*Exercise prompt*: Look through the data for the string "label". Copy every line where it is found.
===
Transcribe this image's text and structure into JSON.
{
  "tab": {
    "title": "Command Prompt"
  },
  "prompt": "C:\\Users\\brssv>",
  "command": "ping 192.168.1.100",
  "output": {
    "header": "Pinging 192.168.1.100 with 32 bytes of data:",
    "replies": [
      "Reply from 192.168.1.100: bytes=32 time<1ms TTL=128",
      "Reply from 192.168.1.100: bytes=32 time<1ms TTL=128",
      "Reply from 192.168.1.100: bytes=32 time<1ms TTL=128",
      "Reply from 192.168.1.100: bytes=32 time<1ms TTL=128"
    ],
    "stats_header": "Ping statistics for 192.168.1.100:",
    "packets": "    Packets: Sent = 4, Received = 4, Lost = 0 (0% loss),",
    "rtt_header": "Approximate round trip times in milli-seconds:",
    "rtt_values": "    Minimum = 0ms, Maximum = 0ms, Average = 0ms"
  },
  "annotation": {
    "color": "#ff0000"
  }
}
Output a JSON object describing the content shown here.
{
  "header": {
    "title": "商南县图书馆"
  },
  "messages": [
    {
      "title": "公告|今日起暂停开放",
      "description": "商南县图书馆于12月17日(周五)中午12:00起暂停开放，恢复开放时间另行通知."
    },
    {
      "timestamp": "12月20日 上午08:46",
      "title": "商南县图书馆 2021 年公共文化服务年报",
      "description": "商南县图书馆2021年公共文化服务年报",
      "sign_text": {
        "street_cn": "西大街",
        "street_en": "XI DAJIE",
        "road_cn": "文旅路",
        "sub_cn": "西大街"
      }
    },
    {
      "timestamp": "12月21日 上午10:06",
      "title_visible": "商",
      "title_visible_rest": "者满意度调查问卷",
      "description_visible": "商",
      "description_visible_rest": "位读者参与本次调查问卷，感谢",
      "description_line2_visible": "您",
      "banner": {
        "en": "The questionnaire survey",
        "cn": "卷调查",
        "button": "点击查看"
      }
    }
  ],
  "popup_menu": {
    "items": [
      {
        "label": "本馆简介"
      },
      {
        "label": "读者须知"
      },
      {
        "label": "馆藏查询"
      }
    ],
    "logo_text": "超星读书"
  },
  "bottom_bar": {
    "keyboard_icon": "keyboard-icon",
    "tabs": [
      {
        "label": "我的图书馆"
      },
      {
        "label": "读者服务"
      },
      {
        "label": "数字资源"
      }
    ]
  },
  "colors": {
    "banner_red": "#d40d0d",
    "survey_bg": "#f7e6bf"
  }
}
===
*Output below*:
        "label": "本馆简介"
        "label": "读者须知"
        "label": "馆藏查询"
        "label": "我的图书馆"
        "label": "读者服务"
        "label": "数字资源"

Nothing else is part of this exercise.